◆ **Work to do**
Pick out every line holding the string "sponsor" and copy it.

◆ **Data shown**
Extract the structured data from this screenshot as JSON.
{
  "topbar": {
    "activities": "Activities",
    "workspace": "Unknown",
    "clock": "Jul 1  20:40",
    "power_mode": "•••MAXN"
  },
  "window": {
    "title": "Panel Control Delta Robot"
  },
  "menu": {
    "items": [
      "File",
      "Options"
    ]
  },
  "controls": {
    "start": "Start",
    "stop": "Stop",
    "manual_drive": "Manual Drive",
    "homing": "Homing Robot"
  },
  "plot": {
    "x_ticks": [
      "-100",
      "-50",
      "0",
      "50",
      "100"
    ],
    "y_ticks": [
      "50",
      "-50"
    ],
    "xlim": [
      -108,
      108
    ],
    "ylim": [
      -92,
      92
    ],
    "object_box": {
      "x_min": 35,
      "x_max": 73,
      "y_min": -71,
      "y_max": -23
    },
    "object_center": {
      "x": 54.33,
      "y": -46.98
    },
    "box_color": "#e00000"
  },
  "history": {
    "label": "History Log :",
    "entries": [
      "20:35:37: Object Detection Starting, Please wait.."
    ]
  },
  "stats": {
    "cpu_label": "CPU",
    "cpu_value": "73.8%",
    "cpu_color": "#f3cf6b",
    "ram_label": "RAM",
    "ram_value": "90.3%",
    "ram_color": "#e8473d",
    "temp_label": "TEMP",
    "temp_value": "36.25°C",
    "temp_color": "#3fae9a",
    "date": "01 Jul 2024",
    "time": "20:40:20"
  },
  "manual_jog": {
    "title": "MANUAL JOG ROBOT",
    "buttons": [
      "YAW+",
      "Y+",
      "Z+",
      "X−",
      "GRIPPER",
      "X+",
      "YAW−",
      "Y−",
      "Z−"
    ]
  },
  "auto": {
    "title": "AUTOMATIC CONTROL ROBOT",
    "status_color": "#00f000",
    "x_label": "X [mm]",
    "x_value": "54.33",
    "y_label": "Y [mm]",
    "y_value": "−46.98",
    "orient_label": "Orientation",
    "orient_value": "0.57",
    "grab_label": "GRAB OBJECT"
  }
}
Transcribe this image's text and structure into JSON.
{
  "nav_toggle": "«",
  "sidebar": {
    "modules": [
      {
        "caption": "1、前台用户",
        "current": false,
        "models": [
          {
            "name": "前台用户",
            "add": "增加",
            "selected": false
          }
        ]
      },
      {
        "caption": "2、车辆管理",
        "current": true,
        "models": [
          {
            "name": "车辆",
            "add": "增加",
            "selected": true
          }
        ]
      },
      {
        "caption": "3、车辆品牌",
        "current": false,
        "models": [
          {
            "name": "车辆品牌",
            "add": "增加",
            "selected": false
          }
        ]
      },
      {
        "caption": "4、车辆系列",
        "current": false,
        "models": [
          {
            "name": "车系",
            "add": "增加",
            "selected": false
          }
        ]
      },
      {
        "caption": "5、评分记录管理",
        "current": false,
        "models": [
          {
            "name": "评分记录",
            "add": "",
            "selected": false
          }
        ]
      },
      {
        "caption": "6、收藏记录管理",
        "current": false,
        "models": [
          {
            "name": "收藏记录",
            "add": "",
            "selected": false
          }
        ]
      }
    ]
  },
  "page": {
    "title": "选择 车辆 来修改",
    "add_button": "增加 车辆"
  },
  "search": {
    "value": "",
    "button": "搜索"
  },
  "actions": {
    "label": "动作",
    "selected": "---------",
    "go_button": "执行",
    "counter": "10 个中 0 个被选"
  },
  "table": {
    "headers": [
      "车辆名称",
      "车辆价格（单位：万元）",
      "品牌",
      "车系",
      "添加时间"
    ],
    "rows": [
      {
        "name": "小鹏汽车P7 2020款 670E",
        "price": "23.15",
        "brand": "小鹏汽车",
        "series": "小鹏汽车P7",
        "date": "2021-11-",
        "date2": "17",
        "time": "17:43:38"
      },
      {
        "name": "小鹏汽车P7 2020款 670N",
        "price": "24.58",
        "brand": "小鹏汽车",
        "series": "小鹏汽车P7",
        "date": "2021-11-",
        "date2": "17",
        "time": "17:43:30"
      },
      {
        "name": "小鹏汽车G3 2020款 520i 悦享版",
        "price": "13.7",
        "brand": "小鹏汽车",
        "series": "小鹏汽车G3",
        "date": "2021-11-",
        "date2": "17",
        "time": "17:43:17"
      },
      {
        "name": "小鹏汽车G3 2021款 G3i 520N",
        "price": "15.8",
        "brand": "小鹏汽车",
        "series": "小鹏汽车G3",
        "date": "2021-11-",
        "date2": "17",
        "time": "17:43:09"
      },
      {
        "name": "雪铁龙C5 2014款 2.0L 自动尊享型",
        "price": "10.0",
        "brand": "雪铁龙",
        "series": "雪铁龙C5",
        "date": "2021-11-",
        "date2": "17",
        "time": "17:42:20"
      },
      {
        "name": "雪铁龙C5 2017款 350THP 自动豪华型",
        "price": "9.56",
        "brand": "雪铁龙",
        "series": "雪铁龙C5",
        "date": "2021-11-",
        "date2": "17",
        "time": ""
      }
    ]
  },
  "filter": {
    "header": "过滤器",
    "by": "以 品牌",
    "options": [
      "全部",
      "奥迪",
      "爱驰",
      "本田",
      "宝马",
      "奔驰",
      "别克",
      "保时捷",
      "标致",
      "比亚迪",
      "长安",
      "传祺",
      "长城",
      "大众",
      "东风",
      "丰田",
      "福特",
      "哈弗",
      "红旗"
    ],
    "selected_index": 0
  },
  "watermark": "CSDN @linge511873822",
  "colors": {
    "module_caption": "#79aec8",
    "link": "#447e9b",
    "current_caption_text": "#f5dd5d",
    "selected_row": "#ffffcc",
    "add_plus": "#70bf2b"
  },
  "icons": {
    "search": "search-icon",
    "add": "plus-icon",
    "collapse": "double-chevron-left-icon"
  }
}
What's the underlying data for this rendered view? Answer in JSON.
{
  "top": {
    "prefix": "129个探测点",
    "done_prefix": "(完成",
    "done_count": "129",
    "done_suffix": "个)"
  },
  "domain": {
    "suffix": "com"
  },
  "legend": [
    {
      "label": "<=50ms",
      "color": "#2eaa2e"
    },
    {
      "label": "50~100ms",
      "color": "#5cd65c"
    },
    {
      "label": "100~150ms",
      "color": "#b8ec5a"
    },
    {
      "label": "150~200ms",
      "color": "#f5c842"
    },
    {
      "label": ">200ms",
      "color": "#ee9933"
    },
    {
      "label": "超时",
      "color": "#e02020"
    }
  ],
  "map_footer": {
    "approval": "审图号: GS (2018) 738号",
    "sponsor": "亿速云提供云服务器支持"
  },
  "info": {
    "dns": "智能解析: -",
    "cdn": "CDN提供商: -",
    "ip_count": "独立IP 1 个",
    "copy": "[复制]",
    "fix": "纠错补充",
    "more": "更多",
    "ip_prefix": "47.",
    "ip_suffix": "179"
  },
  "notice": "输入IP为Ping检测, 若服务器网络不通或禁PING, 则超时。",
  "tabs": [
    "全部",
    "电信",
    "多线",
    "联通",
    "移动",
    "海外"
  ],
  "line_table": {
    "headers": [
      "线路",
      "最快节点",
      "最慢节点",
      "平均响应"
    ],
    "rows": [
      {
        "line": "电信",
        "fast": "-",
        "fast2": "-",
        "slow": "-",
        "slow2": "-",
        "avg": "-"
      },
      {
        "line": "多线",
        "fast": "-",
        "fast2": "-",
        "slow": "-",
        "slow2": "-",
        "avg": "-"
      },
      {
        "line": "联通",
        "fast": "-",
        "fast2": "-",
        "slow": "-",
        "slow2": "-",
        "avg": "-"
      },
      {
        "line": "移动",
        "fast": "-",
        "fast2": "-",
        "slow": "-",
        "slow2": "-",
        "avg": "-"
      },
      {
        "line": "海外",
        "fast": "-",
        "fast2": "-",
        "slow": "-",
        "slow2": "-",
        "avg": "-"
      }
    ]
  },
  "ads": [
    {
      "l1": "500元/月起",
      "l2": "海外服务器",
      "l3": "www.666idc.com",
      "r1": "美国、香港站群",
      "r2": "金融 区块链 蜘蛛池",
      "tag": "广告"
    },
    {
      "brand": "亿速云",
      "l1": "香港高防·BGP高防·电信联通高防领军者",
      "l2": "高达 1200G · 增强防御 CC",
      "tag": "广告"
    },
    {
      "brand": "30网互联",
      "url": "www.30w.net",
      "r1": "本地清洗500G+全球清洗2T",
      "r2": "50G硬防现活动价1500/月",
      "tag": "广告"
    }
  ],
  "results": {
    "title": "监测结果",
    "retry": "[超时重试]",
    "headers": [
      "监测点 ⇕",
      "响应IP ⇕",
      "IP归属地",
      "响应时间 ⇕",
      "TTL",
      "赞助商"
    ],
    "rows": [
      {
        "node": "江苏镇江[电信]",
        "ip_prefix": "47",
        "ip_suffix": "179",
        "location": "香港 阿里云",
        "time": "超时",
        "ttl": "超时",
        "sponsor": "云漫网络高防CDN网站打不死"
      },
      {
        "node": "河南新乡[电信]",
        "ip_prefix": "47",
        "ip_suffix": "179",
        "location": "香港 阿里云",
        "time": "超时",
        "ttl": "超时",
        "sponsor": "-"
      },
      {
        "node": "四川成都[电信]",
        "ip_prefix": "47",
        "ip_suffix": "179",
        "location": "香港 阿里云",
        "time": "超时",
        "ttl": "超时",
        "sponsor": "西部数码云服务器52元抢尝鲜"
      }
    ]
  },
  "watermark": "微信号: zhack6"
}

◆ **The output**
    "sponsor": "亿速云提供云服务器支持"
        "sponsor": "云漫网络高防CDN网站打不死"
        "sponsor": "-"
        "sponsor": "西部数码云服务器52元抢尝鲜"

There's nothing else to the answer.